# WRITTEN TASK
Images do not belong in the copy. Retype all the entries below exactly.

# ENTRIES PROVIDED
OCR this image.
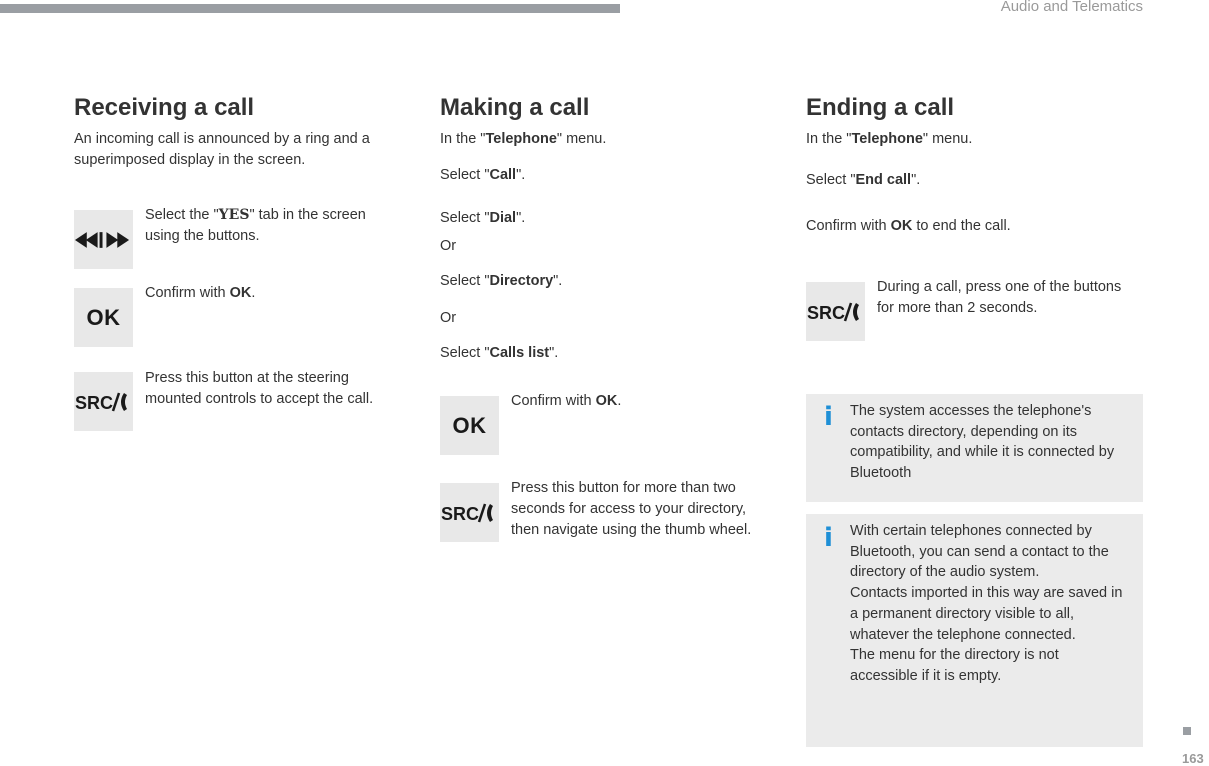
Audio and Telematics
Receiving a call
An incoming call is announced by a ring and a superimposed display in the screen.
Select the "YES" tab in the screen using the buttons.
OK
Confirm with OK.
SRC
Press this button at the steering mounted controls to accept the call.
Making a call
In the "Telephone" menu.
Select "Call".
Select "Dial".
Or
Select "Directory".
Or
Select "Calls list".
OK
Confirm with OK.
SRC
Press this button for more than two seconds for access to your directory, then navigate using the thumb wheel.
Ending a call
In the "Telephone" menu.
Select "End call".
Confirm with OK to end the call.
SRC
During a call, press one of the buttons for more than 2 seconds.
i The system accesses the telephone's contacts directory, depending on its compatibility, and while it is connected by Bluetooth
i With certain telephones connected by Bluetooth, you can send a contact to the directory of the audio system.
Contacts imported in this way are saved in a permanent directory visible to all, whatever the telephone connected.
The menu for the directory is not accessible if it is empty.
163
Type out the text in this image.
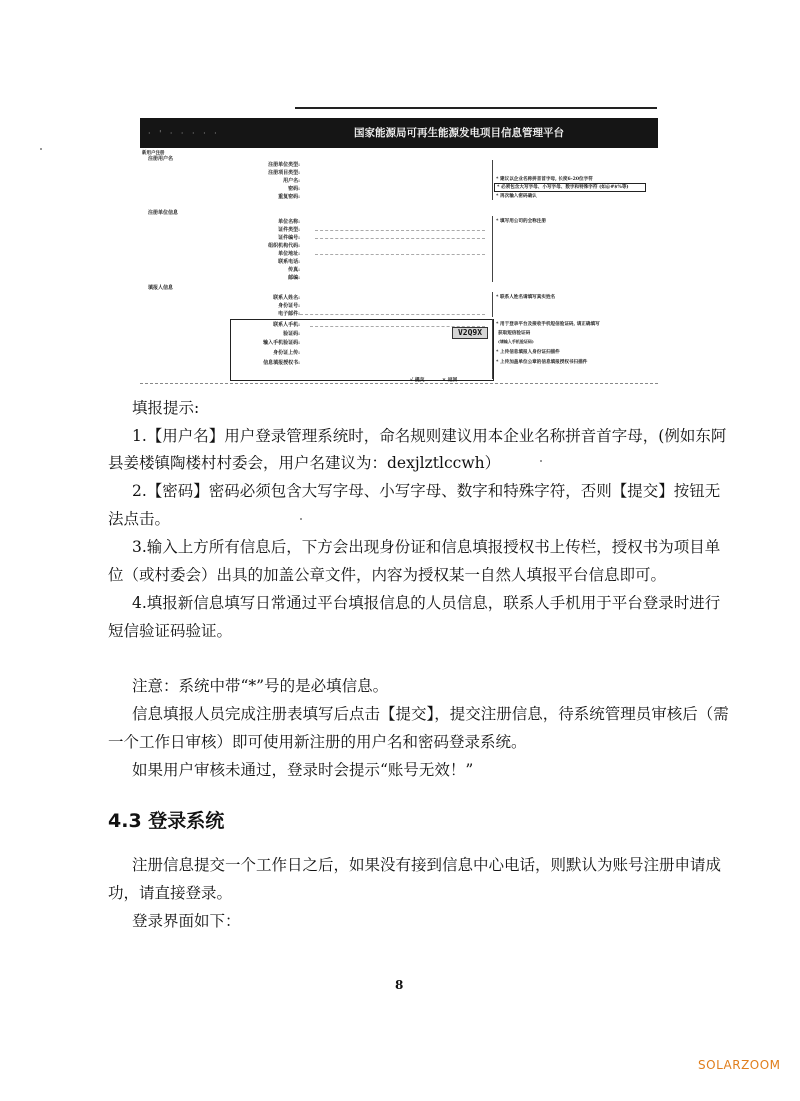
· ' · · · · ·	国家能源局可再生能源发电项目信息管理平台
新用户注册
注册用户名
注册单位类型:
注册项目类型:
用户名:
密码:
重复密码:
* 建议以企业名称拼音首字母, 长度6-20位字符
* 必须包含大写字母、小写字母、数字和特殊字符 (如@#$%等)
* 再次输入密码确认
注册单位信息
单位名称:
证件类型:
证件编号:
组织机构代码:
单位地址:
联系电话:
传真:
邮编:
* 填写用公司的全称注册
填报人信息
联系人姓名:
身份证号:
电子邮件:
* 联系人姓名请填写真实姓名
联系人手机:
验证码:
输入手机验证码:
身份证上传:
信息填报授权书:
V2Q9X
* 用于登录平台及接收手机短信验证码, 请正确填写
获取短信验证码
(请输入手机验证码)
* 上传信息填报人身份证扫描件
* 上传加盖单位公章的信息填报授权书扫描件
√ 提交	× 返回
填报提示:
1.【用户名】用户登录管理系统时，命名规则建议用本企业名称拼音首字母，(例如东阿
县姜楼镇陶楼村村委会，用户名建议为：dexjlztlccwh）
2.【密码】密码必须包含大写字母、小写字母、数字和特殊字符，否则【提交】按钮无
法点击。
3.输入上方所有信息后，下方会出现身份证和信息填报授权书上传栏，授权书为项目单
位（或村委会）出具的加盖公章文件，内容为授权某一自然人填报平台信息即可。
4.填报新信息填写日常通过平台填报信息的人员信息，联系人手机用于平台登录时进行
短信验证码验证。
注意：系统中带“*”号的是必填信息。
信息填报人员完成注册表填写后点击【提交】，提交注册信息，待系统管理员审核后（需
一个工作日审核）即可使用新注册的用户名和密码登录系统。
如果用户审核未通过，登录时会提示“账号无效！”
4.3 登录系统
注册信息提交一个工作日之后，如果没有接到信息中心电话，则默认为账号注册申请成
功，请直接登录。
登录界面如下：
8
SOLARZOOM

# COMPLETED EXERCISE
OCR this image.
Audio and Telematics
Receiving a call
An incoming call is announced by a ring and a superimposed display in the screen.
Select the "YES" tab in the screen using the buttons.
OK
Confirm with OK.
SRC
Press this button at the steering mounted controls to accept the call.
Making a call
In the "Telephone" menu.
Select "Call".
Select "Dial".
Or
Select "Directory".
Or
Select "Calls list".
OK
Confirm with OK.
SRC
Press this button for more than two seconds for access to your directory, then navigate using the thumb wheel.
Ending a call
In the "Telephone" menu.
Select "End call".
Confirm with OK to end the call.
SRC
During a call, press one of the buttons for more than 2 seconds.
i The system accesses the telephone's contacts directory, depending on its compatibility, and while it is connected by Bluetooth
i With certain telephones connected by Bluetooth, you can send a contact to the directory of the audio system.
Contacts imported in this way are saved in a permanent directory visible to all, whatever the telephone connected.
The menu for the directory is not accessible if it is empty.
163
Type out the text in this image.
· ' · · · · ·	国家能源局可再生能源发电项目信息管理平台
新用户注册
注册用户名
注册单位类型:
注册项目类型:
用户名:
密码:
重复密码:
* 建议以企业名称拼音首字母, 长度6-20位字符
* 必须包含大写字母、小写字母、数字和特殊字符 (如@#$%等)
* 再次输入密码确认
注册单位信息
单位名称:
证件类型:
证件编号:
组织机构代码:
单位地址:
联系电话:
传真:
邮编:
* 填写用公司的全称注册
填报人信息
联系人姓名:
身份证号:
电子邮件:
* 联系人姓名请填写真实姓名
联系人手机:
验证码:
输入手机验证码:
身份证上传:
信息填报授权书:
V2Q9X
* 用于登录平台及接收手机短信验证码, 请正确填写
获取短信验证码
(请输入手机验证码)
* 上传信息填报人身份证扫描件
* 上传加盖单位公章的信息填报授权书扫描件
√ 提交	× 返回
填报提示:
1.【用户名】用户登录管理系统时，命名规则建议用本企业名称拼音首字母，(例如东阿
县姜楼镇陶楼村村委会，用户名建议为：dexjlztlccwh）
2.【密码】密码必须包含大写字母、小写字母、数字和特殊字符，否则【提交】按钮无
法点击。
3.输入上方所有信息后，下方会出现身份证和信息填报授权书上传栏，授权书为项目单
位（或村委会）出具的加盖公章文件，内容为授权某一自然人填报平台信息即可。
4.填报新信息填写日常通过平台填报信息的人员信息，联系人手机用于平台登录时进行
短信验证码验证。
注意：系统中带“*”号的是必填信息。
信息填报人员完成注册表填写后点击【提交】，提交注册信息，待系统管理员审核后（需
一个工作日审核）即可使用新注册的用户名和密码登录系统。
如果用户审核未通过，登录时会提示“账号无效！”
4.3 登录系统
注册信息提交一个工作日之后，如果没有接到信息中心电话，则默认为账号注册申请成
功，请直接登录。
登录界面如下：
8
SOLARZOOM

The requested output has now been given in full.